>> START Data records

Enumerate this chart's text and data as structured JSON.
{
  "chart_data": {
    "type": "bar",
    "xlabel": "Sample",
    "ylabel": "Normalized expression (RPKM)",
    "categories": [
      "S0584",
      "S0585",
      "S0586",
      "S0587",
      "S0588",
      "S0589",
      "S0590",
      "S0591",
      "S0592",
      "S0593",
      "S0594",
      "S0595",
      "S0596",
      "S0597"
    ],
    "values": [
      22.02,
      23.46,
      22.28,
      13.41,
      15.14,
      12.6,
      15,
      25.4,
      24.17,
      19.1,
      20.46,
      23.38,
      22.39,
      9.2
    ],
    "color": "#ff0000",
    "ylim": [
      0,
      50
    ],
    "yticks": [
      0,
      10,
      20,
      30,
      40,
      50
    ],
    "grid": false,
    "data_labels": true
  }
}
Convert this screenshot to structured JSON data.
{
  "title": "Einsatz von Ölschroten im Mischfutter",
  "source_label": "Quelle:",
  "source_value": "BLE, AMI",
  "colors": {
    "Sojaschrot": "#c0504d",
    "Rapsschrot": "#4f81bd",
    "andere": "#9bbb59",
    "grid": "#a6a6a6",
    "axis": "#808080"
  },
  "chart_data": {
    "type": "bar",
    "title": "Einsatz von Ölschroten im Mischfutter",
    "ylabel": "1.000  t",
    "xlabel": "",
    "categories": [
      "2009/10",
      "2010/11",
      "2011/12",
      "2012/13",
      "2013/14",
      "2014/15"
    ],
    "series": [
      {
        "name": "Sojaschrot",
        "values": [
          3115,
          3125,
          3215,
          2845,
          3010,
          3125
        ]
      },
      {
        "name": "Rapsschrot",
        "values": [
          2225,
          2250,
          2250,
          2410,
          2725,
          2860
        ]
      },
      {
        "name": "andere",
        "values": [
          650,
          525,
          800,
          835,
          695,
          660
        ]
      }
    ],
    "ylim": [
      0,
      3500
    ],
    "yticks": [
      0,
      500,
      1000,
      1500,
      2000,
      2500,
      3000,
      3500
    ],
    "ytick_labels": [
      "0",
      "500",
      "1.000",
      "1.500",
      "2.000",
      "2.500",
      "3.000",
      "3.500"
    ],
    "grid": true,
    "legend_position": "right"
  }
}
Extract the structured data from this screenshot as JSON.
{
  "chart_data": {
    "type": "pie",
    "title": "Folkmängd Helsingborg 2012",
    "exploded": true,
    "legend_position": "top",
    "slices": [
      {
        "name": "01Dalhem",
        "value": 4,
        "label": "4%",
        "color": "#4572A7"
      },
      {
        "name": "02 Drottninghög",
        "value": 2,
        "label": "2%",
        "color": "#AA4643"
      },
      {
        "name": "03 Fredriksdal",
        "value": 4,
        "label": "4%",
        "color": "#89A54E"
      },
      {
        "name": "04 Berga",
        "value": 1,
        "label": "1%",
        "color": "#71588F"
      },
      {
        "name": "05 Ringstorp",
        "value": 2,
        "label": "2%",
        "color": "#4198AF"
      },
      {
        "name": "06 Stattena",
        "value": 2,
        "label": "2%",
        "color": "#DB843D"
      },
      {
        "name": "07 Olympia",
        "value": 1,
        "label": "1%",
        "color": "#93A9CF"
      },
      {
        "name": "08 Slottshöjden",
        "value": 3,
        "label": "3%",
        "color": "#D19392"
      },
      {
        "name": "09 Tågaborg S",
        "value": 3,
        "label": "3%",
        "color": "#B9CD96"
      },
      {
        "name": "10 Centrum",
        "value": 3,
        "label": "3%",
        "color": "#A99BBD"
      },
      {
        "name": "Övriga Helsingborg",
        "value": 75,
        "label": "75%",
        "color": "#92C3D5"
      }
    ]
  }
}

>> END Data records

- _What the exercise asks_
Write out every line of the records exactly.

- _Full answer_
Enumerate this chart's text and data as structured JSON.
{
  "chart_data": {
    "type": "bar",
    "xlabel": "Sample",
    "ylabel": "Normalized expression (RPKM)",
    "categories": [
      "S0584",
      "S0585",
      "S0586",
      "S0587",
      "S0588",
      "S0589",
      "S0590",
      "S0591",
      "S0592",
      "S0593",
      "S0594",
      "S0595",
      "S0596",
      "S0597"
    ],
    "values": [
      22.02,
      23.46,
      22.28,
      13.41,
      15.14,
      12.6,
      15,
      25.4,
      24.17,
      19.1,
      20.46,
      23.38,
      22.39,
      9.2
    ],
    "color": "#ff0000",
    "ylim": [
      0,
      50
    ],
    "yticks": [
      0,
      10,
      20,
      30,
      40,
      50
    ],
    "grid": false,
    "data_labels": true
  }
}
Convert this screenshot to structured JSON data.
{
  "title": "Einsatz von Ölschroten im Mischfutter",
  "source_label": "Quelle:",
  "source_value": "BLE, AMI",
  "colors": {
    "Sojaschrot": "#c0504d",
    "Rapsschrot": "#4f81bd",
    "andere": "#9bbb59",
    "grid": "#a6a6a6",
    "axis": "#808080"
  },
  "chart_data": {
    "type": "bar",
    "title": "Einsatz von Ölschroten im Mischfutter",
    "ylabel": "1.000  t",
    "xlabel": "",
    "categories": [
      "2009/10",
      "2010/11",
      "2011/12",
      "2012/13",
      "2013/14",
      "2014/15"
    ],
    "series": [
      {
        "name": "Sojaschrot",
        "values": [
          3115,
          3125,
          3215,
          2845,
          3010,
          3125
        ]
      },
      {
        "name": "Rapsschrot",
        "values": [
          2225,
          2250,
          2250,
          2410,
          2725,
          2860
        ]
      },
      {
        "name": "andere",
        "values": [
          650,
          525,
          800,
          835,
          695,
          660
        ]
      }
    ],
    "ylim": [
      0,
      3500
    ],
    "yticks": [
      0,
      500,
      1000,
      1500,
      2000,
      2500,
      3000,
      3500
    ],
    "ytick_labels": [
      "0",
      "500",
      "1.000",
      "1.500",
      "2.000",
      "2.500",
      "3.000",
      "3.500"
    ],
    "grid": true,
    "legend_position": "right"
  }
}
Extract the structured data from this screenshot as JSON.
{
  "chart_data": {
    "type": "pie",
    "title": "Folkmängd Helsingborg 2012",
    "exploded": true,
    "legend_position": "top",
    "slices": [
      {
        "name": "01Dalhem",
        "value": 4,
        "label": "4%",
        "color": "#4572A7"
      },
      {
        "name": "02 Drottninghög",
        "value": 2,
        "label": "2%",
        "color": "#AA4643"
      },
      {
        "name": "03 Fredriksdal",
        "value": 4,
        "label": "4%",
        "color": "#89A54E"
      },
      {
        "name": "04 Berga",
        "value": 1,
        "label": "1%",
        "color": "#71588F"
      },
      {
        "name": "05 Ringstorp",
        "value": 2,
        "label": "2%",
        "color": "#4198AF"
      },
      {
        "name": "06 Stattena",
        "value": 2,
        "label": "2%",
        "color": "#DB843D"
      },
      {
        "name": "07 Olympia",
        "value": 1,
        "label": "1%",
        "color": "#93A9CF"
      },
      {
        "name": "08 Slottshöjden",
        "value": 3,
        "label": "3%",
        "color": "#D19392"
      },
      {
        "name": "09 Tågaborg S",
        "value": 3,
        "label": "3%",
        "color": "#B9CD96"
      },
      {
        "name": "10 Centrum",
        "value": 3,
        "label": "3%",
        "color": "#A99BBD"
      },
      {
        "name": "Övriga Helsingborg",
        "value": 75,
        "label": "75%",
        "color": "#92C3D5"
      }
    ]
  }
}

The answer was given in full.